§ **The exercise**: Repeat each record below exactly, dropping the pictures.

§ **Dataset**:
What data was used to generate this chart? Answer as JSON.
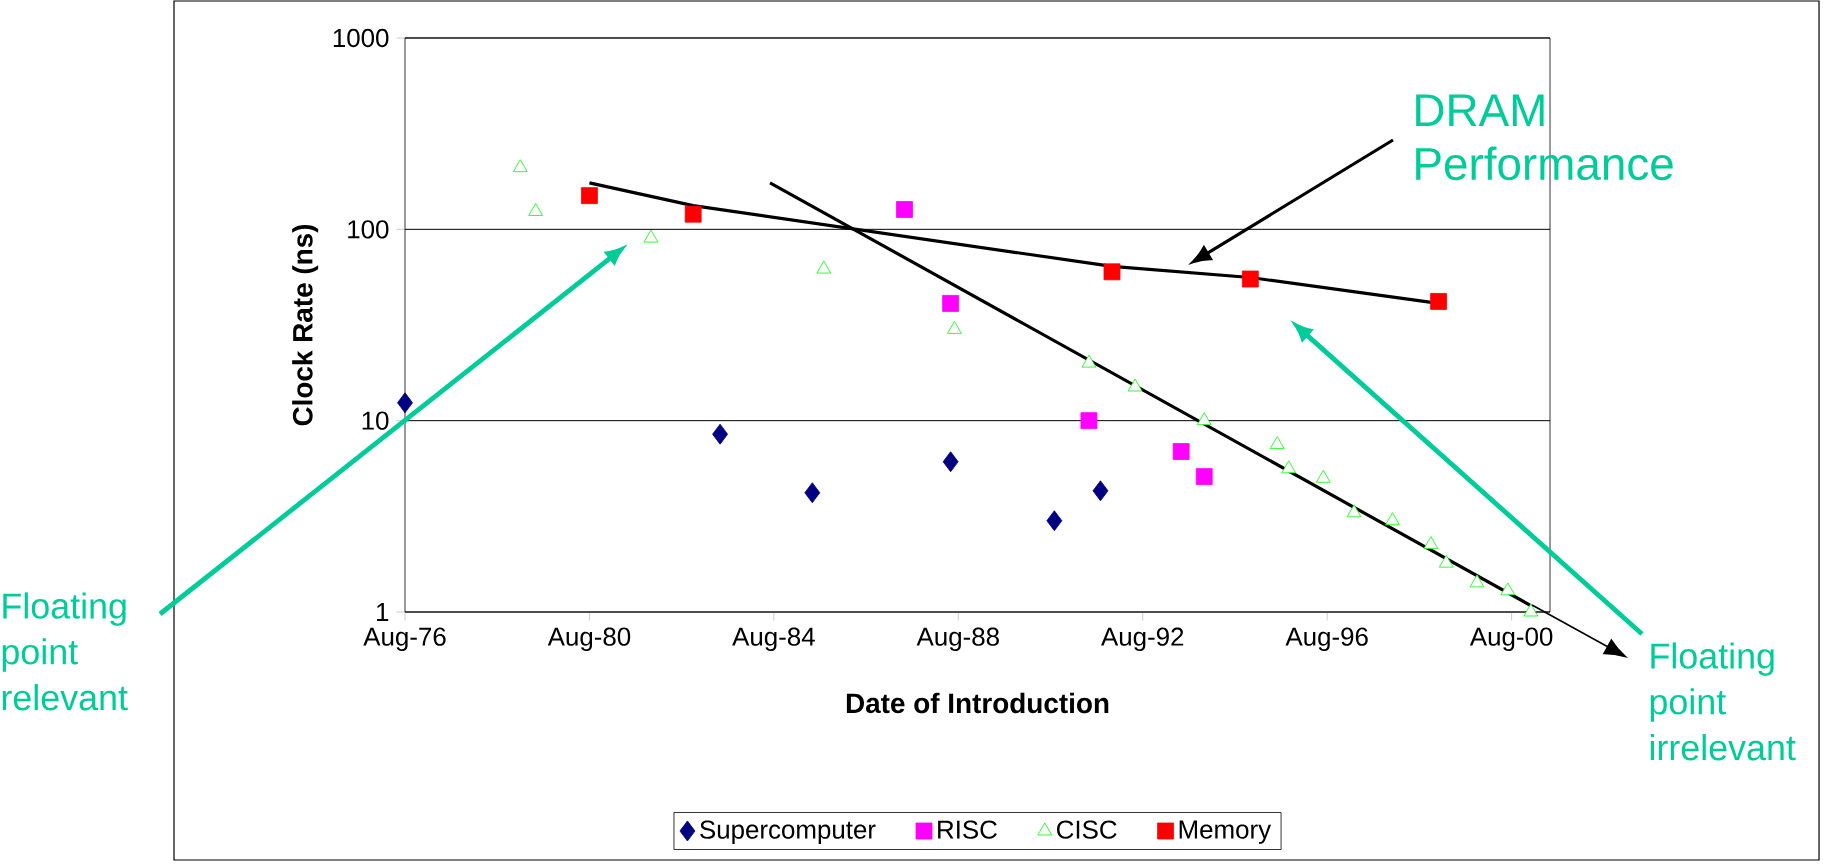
{
  "chart_data": {
    "type": "scatter",
    "xlabel": "Date of Introduction",
    "ylabel": "Clock Rate (ns)",
    "log": true,
    "grid": "y",
    "legend": "bottom",
    "xlim": [
      "1976-08",
      "2001-06"
    ],
    "ylim": [
      1,
      1000
    ],
    "xticks": [
      {
        "value": "1976-08",
        "label": "Aug-76"
      },
      {
        "value": "1980-08",
        "label": "Aug-80"
      },
      {
        "value": "1984-08",
        "label": "Aug-84"
      },
      {
        "value": "1988-08",
        "label": "Aug-88"
      },
      {
        "value": "1992-08",
        "label": "Aug-92"
      },
      {
        "value": "1996-08",
        "label": "Aug-96"
      },
      {
        "value": "2000-08",
        "label": "Aug-00"
      }
    ],
    "yticks": [
      1,
      10,
      100,
      1000
    ],
    "annotations": [
      "DRAM Performance",
      "Floating point relevant",
      "Floating point irrelevant"
    ],
    "series": [
      {
        "name": "Supercomputer",
        "color": "#000080",
        "marker": "diamond",
        "x": [
          "1976-08",
          "1983-06",
          "1985-06",
          "1988-06",
          "1990-09",
          "1991-09"
        ],
        "values": [
          12.4,
          8.5,
          4.2,
          6.1,
          3.0,
          4.3
        ]
      },
      {
        "name": "RISC",
        "color": "#ff00ff",
        "marker": "square",
        "x": [
          "1987-06",
          "1988-06",
          "1991-06",
          "1993-06",
          "1993-12"
        ],
        "values": [
          127,
          41,
          10,
          6.9,
          5.1
        ]
      },
      {
        "name": "CISC",
        "color": "#00ff00",
        "marker": "triangle",
        "x": [
          "1979-02",
          "1979-06",
          "1981-12",
          "1985-09",
          "1988-07",
          "1991-06",
          "1992-06",
          "1993-12",
          "1995-07",
          "1995-10",
          "1996-07",
          "1997-03",
          "1998-01",
          "1998-11",
          "1999-03",
          "1999-11",
          "2000-07",
          "2001-01"
        ],
        "values": [
          210,
          124,
          90,
          62,
          30,
          20,
          15,
          10,
          7.5,
          5.6,
          5.0,
          3.3,
          3.0,
          2.25,
          1.8,
          1.42,
          1.29,
          1.0
        ]
      },
      {
        "name": "Memory",
        "color": "#ff0000",
        "marker": "square",
        "x": [
          "1980-08",
          "1982-11",
          "1991-12",
          "1994-12",
          "1999-01"
        ],
        "values": [
          150,
          120,
          60,
          55,
          42
        ]
      },
      {
        "type": "line",
        "color": "#000000",
        "marker": "none",
        "line_style": "solid",
        "x": [
          "1980-08",
          "1982-11",
          "1991-12",
          "1994-12",
          "1999-01"
        ],
        "values": [
          175,
          133,
          64,
          56,
          41
        ]
      },
      {
        "type": "line",
        "color": "#000000",
        "marker": "none",
        "line_style": "solid",
        "x": [
          "1984-07",
          "2001-01"
        ],
        "values": [
          175,
          1.08
        ]
      }
    ]
  }
}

§ **Task output**:
What data was used to generate this chart? Answer as JSON.
{
  "chart_data": {
    "type": "scatter",
    "xlabel": "Date of Introduction",
    "ylabel": "Clock Rate (ns)",
    "log": true,
    "grid": "y",
    "legend": "bottom",
    "xlim": [
      "1976-08",
      "2001-06"
    ],
    "ylim": [
      1,
      1000
    ],
    "xticks": [
      {
        "value": "1976-08",
        "label": "Aug-76"
      },
      {
        "value": "1980-08",
        "label": "Aug-80"
      },
      {
        "value": "1984-08",
        "label": "Aug-84"
      },
      {
        "value": "1988-08",
        "label": "Aug-88"
      },
      {
        "value": "1992-08",
        "label": "Aug-92"
      },
      {
        "value": "1996-08",
        "label": "Aug-96"
      },
      {
        "value": "2000-08",
        "label": "Aug-00"
      }
    ],
    "yticks": [
      1,
      10,
      100,
      1000
    ],
    "annotations": [
      "DRAM Performance",
      "Floating point relevant",
      "Floating point irrelevant"
    ],
    "series": [
      {
        "name": "Supercomputer",
        "color": "#000080",
        "marker": "diamond",
        "x": [
          "1976-08",
          "1983-06",
          "1985-06",
          "1988-06",
          "1990-09",
          "1991-09"
        ],
        "values": [
          12.4,
          8.5,
          4.2,
          6.1,
          3.0,
          4.3
        ]
      },
      {
        "name": "RISC",
        "color": "#ff00ff",
        "marker": "square",
        "x": [
          "1987-06",
          "1988-06",
          "1991-06",
          "1993-06",
          "1993-12"
        ],
        "values": [
          127,
          41,
          10,
          6.9,
          5.1
        ]
      },
      {
        "name": "CISC",
        "color": "#00ff00",
        "marker": "triangle",
        "x": [
          "1979-02",
          "1979-06",
          "1981-12",
          "1985-09",
          "1988-07",
          "1991-06",
          "1992-06",
          "1993-12",
          "1995-07",
          "1995-10",
          "1996-07",
          "1997-03",
          "1998-01",
          "1998-11",
          "1999-03",
          "1999-11",
          "2000-07",
          "2001-01"
        ],
        "values": [
          210,
          124,
          90,
          62,
          30,
          20,
          15,
          10,
          7.5,
          5.6,
          5.0,
          3.3,
          3.0,
          2.25,
          1.8,
          1.42,
          1.29,
          1.0
        ]
      },
      {
        "name": "Memory",
        "color": "#ff0000",
        "marker": "square",
        "x": [
          "1980-08",
          "1982-11",
          "1991-12",
          "1994-12",
          "1999-01"
        ],
        "values": [
          150,
          120,
          60,
          55,
          42
        ]
      },
      {
        "type": "line",
        "color": "#000000",
        "marker": "none",
        "line_style": "solid",
        "x": [
          "1980-08",
          "1982-11",
          "1991-12",
          "1994-12",
          "1999-01"
        ],
        "values": [
          175,
          133,
          64,
          56,
          41
        ]
      },
      {
        "type": "line",
        "color": "#000000",
        "marker": "none",
        "line_style": "solid",
        "x": [
          "1984-07",
          "2001-01"
        ],
        "values": [
          175,
          1.08
        ]
      }
    ]
  }
}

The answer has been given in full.